*Teks Sumber:*
Setelah lulus, ketika itu Bapak bertemu dengan seorang dermawan yang merupakan
seorang ikhwan murid guru besar Bapak di pesantren, beliau adalah seorang
rektor UII (Universitas Islam Indonesia) di Yogyakarta. Berdasarkan rekomendasi
guru besar Bapak, Abah Anom, di pesantren, Bapak diminta untuk menjadi pengurus
inabah di Jogja dan disana Bapak dapat kuliah (di UII Jogja) secara gratis
karena dibantu oleh rektor UII tersebut.
Yogyakarta 1984
Disini
Bapak mulai beradaptasi dengan kehidupan baru. Selain mengurus inabah Bapak
memiliki kesibukan lain, yaitu kuliah jurusan tarbiyah dan merawat seorang
nenek renta yang merupakan ibu dari rektor UII Jogja yang membantu biaya kuliah
Bapak. Semua itu Bapak jalani dengan penuh semangat dan tak kenal lelah. Namun,
pada semester lima Bapak terpaksa harus berhenti kuliah karena rektor yang
membiayai kuliahnya harus pindah ke luar negeri, sementara ibu rektor tersebut
telah meninggal. Ketika itu ada rasa
kecewa karena tidak dapat melanjutkan kuliah. Tidak lama setelah itu kemudian
Bapak pulang ke kampung halamannya di Sukabumi.

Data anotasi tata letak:
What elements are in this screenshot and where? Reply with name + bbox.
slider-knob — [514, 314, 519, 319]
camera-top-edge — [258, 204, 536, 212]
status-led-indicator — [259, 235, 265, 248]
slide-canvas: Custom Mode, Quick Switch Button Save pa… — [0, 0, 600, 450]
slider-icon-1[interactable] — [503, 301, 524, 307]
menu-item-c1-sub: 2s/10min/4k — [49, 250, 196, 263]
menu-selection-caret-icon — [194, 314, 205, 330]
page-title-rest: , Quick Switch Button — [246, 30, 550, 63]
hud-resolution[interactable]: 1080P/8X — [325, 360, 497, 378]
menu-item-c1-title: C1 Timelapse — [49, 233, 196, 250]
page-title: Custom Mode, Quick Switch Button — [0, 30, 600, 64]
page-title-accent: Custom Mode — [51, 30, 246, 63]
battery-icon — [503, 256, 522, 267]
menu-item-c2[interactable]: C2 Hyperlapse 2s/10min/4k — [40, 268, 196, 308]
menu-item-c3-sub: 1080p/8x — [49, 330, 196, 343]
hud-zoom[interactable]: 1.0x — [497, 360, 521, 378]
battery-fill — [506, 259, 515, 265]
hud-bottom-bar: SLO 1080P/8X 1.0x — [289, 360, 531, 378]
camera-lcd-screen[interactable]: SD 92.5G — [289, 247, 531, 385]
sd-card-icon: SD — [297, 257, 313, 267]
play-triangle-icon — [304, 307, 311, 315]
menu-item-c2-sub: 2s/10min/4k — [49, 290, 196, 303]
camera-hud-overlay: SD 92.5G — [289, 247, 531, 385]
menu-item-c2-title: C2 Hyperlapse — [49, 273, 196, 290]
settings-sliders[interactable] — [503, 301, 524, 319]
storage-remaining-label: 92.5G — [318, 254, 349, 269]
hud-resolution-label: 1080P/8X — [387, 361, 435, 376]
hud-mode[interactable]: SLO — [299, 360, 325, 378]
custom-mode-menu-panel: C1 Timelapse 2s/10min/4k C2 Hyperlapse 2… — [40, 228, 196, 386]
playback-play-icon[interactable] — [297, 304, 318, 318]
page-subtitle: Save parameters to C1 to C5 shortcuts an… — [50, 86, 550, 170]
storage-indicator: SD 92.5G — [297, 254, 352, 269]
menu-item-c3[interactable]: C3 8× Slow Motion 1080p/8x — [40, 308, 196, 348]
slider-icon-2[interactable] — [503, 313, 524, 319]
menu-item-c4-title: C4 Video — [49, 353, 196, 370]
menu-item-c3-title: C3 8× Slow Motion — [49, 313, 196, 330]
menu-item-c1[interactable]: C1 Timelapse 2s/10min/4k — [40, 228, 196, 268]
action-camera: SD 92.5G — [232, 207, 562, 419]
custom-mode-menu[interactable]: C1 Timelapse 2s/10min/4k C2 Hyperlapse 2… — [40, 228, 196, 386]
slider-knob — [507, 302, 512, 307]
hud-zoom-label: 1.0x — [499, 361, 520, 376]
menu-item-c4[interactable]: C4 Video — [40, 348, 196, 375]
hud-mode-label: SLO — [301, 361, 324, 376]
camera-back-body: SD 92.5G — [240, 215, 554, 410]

*Tugas 1:* Salin tanpa perubahan bagian teks sumber tentang kehidupan Bapak dari "Setelah lulus, ketika" sampai "rektor UII tersebut.".
*Tugas 2:* Menurut teks sumber, jurusan apa yang diambil Bapak saat kuliah di UII Jogja?
*Tugas 3:* Teruskan kisah perjalanan hidup Bapak dalam teks sumber, mulai tepat setelah kalimat terakhirnya.

*Jawaban Latihan 1:*
Setelah lulus, ketika itu Bapak bertemu dengan seorang dermawan yang merupakan
seorang ikhwan murid guru besar Bapak di pesantren, beliau adalah seorang
rektor UII (Universitas Islam Indonesia) di Yogyakarta. Berdasarkan rekomendasi
guru besar Bapak, Abah Anom, di pesantren, Bapak diminta untuk menjadi pengurus
inabah di Jogja dan disana Bapak dapat kuliah (di UII Jogja) secara gratis
karena dibantu oleh rektor UII tersebut.

*Jawaban Latihan 2:* Jurusan tarbiyah.

*Jawaban Latihan 3:*
Sukabumi 1988
Di
kampung halamannya ini tidak banyak kegiatan yang dilakukan oleh Bapak. Karena
tidak memiliki kesibukan akhirnya Bapak memberanikan diri melamar pujaan
hatinya yang ketika itu tengah pesantren di Sukabumi Kota. Tepat tanggal 25
Juli 1988 Bapak dan pujaan hatinya (yang kini adalah mamaku) menikah dan saat
itu bertepatan dengan musim kemarau panjang. Setelah menikah Bapak membawa mama
beberapa bulan tinggal di Jogja sambil mengurus inabah. Lalu Bapak kembali ke
Suryalaya untuk menemui guru besarnya dan beliau mengarahkan Bapak untuk
menjadi pembina mental di Panti Rehabilitasi Narkoba di Bogor.
Bogor 1989
Bogor
adalah kota anchor atau kota yang sangat berkesan bagi Bapak. Di kota ini
merupakan titik awal tatanan hidup Bapak mulai berproses. Disini Bapak tinggal di
rumah dinas bersama mama dan menjalankan tugasnya sebagai pembina mental/kerohanian.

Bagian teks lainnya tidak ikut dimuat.